# Stated exercise
Starting at the line that contains "Convert this screenshot", copy each line through the end of the listing below. Include both ends and output nothing more.

### Supplied material ###

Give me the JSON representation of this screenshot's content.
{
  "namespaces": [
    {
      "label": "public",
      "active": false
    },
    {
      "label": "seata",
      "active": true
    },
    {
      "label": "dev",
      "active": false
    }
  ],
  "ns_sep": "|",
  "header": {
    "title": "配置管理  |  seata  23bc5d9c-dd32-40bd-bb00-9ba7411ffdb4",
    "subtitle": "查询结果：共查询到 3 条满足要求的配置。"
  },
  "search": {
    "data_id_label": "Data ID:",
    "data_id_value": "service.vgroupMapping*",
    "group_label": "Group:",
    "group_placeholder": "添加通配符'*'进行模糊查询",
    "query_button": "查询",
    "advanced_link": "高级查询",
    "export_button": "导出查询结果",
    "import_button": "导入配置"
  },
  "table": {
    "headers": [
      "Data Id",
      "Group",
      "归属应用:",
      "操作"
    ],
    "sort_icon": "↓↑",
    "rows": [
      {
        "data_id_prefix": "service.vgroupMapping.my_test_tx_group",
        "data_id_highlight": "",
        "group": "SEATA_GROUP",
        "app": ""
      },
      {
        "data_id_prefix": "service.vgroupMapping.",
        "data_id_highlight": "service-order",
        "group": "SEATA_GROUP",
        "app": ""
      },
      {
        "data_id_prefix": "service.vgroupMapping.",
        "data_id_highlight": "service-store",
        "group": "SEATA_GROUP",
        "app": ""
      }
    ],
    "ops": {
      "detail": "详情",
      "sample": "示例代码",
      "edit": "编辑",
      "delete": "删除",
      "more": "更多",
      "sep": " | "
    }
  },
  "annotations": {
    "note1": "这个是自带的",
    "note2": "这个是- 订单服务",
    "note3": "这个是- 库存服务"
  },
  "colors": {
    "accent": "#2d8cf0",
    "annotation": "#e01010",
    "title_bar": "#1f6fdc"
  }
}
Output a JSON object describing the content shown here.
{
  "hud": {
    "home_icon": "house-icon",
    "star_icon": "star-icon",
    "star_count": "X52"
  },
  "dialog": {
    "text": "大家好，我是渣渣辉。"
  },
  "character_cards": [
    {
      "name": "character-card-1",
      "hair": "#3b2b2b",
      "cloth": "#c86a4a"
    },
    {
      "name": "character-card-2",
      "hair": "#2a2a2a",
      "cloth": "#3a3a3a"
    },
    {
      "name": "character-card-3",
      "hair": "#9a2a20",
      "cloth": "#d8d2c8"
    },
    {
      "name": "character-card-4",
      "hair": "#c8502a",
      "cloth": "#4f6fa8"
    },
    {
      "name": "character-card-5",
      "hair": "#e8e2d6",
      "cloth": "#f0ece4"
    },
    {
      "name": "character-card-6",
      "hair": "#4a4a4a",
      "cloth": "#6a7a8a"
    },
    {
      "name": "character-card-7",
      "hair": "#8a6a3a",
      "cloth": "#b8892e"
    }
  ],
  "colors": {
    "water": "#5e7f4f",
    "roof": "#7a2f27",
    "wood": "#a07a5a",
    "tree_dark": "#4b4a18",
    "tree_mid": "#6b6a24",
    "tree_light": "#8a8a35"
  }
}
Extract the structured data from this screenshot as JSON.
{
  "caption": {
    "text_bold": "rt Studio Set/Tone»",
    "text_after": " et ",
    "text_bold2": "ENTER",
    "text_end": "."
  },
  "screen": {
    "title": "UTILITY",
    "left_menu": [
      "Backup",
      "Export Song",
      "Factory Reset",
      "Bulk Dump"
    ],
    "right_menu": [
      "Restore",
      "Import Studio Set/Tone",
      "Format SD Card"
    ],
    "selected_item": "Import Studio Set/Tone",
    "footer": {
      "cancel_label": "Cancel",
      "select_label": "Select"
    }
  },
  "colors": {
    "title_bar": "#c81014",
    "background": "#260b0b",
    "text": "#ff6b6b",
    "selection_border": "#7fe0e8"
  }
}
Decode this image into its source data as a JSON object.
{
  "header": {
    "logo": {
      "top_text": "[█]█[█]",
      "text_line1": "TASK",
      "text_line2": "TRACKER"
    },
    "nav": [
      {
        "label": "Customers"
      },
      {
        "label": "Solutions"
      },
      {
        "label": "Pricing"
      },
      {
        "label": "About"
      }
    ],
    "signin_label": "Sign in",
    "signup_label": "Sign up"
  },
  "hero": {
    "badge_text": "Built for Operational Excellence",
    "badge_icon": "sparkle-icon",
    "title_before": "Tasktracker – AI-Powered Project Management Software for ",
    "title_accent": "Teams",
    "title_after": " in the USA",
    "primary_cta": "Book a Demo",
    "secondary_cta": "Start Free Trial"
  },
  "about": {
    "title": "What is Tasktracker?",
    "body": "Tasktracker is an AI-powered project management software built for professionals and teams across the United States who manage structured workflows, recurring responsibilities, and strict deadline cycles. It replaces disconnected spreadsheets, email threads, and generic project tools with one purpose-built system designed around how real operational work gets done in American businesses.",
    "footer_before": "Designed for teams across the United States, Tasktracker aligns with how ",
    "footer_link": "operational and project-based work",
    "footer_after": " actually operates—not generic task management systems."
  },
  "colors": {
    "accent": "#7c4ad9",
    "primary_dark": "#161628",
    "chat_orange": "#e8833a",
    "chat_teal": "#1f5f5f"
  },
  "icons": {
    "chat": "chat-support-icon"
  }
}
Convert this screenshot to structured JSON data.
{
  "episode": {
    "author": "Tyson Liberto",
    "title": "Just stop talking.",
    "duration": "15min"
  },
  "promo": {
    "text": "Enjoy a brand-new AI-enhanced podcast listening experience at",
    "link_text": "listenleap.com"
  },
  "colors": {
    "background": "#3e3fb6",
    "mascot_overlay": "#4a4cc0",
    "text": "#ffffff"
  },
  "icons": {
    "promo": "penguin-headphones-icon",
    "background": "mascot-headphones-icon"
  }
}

###

# Answer to the task
Convert this screenshot to structured JSON data.
{
  "episode": {
    "author": "Tyson Liberto",
    "title": "Just stop talking.",
    "duration": "15min"
  },
  "promo": {
    "text": "Enjoy a brand-new AI-enhanced podcast listening experience at",
    "link_text": "listenleap.com"
  },
  "colors": {
    "background": "#3e3fb6",
    "mascot_overlay": "#4a4cc0",
    "text": "#ffffff"
  },
  "icons": {
    "promo": "penguin-headphones-icon",
    "background": "mascot-headphones-icon"
  }
}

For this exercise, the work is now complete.